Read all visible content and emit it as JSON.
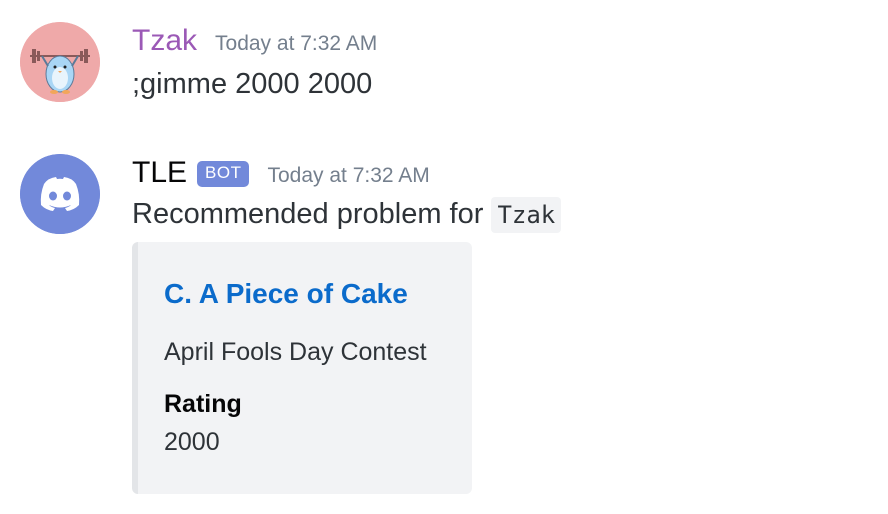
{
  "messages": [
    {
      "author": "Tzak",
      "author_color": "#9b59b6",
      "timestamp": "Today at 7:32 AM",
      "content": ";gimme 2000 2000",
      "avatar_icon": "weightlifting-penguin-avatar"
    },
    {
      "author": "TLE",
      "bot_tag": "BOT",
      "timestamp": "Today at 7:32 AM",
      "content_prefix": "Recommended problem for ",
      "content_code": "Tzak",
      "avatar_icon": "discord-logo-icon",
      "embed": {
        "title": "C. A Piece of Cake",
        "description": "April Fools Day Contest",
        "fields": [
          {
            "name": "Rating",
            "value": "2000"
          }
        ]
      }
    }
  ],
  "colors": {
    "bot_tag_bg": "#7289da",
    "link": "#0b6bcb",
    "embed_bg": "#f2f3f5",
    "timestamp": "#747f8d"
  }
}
_ _ _
Stated exercise
Write out the records above once more, word for word, with no pictures.

Final answer
Read all visible content and emit it as JSON.
{
  "messages": [
    {
      "author": "Tzak",
      "author_color": "#9b59b6",
      "timestamp": "Today at 7:32 AM",
      "content": ";gimme 2000 2000",
      "avatar_icon": "weightlifting-penguin-avatar"
    },
    {
      "author": "TLE",
      "bot_tag": "BOT",
      "timestamp": "Today at 7:32 AM",
      "content_prefix": "Recommended problem for ",
      "content_code": "Tzak",
      "avatar_icon": "discord-logo-icon",
      "embed": {
        "title": "C. A Piece of Cake",
        "description": "April Fools Day Contest",
        "fields": [
          {
            "name": "Rating",
            "value": "2000"
          }
        ]
      }
    }
  ],
  "colors": {
    "bot_tag_bg": "#7289da",
    "link": "#0b6bcb",
    "embed_bg": "#f2f3f5",
    "timestamp": "#747f8d"
  }
}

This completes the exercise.